Task prompt:
Go through the data and copy every line exactly, but not the images.

(Part of a data file)
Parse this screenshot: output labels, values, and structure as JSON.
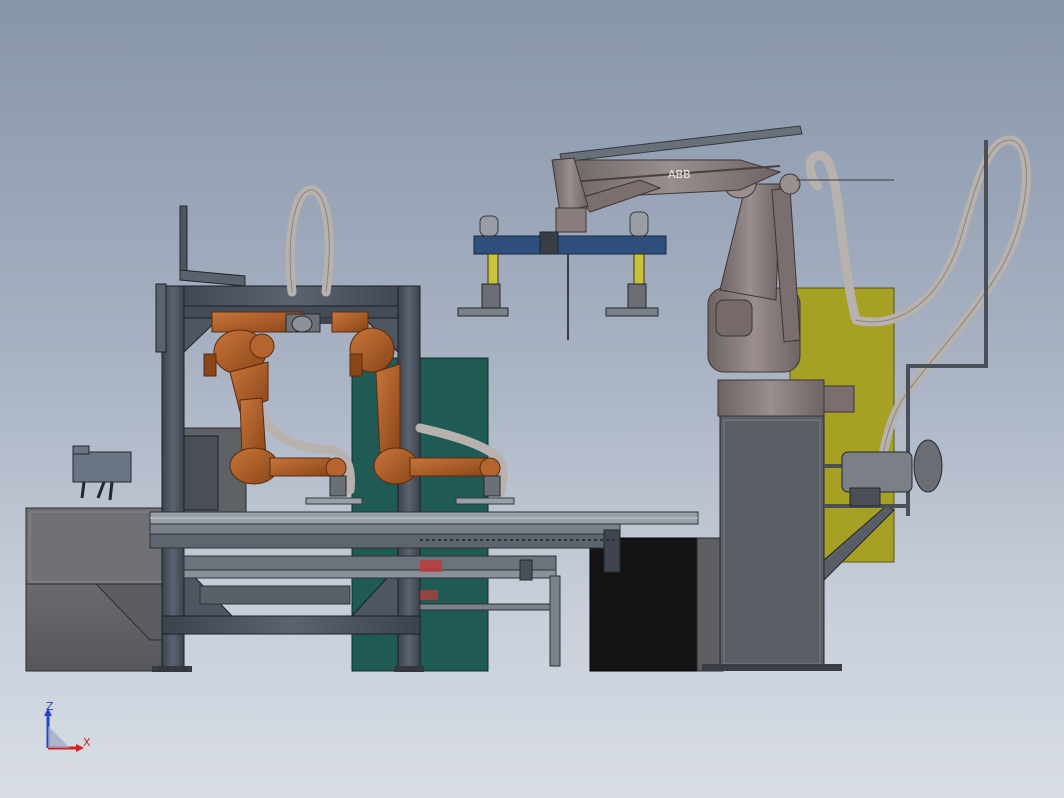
{
  "viewport": {
    "background_top": "#8795a9",
    "background_bottom": "#d8dde5"
  },
  "colors": {
    "frame_steel": "#4a5360",
    "frame_edge": "#2a3038",
    "robot_orange": "#b5642e",
    "robot_orange_dark": "#7a3e18",
    "palletizer_grey": "#8a7d7d",
    "palletizer_dark": "#5e5454",
    "teal_panel": "#1f5a55",
    "olive_panel": "#a6a024",
    "gripper_blue": "#2e4f7c",
    "gripper_yellow": "#c9c23a",
    "hose": "#b7b2ad",
    "cabinet_black": "#141414",
    "machine_grey": "#6c6e70",
    "axis_z": "#2244cc",
    "axis_x": "#cc2222"
  },
  "triad": {
    "z_label": "Z",
    "x_label": "X"
  },
  "robot_badge": {
    "text": "ABB"
  }
}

Task result:
Parse this screenshot: output labels, values, and structure as JSON.
{
  "viewport": {
    "background_top": "#8795a9",
    "background_bottom": "#d8dde5"
  },
  "colors": {
    "frame_steel": "#4a5360",
    "frame_edge": "#2a3038",
    "robot_orange": "#b5642e",
    "robot_orange_dark": "#7a3e18",
    "palletizer_grey": "#8a7d7d",
    "palletizer_dark": "#5e5454",
    "teal_panel": "#1f5a55",
    "olive_panel": "#a6a024",
    "gripper_blue": "#2e4f7c",
    "gripper_yellow": "#c9c23a",
    "hose": "#b7b2ad",
    "cabinet_black": "#141414",
    "machine_grey": "#6c6e70",
    "axis_z": "#2244cc",
    "axis_x": "#cc2222"
  },
  "triad": {
    "z_label": "Z",
    "x_label": "X"
  },
  "robot_badge": {
    "text": "ABB"
  }
}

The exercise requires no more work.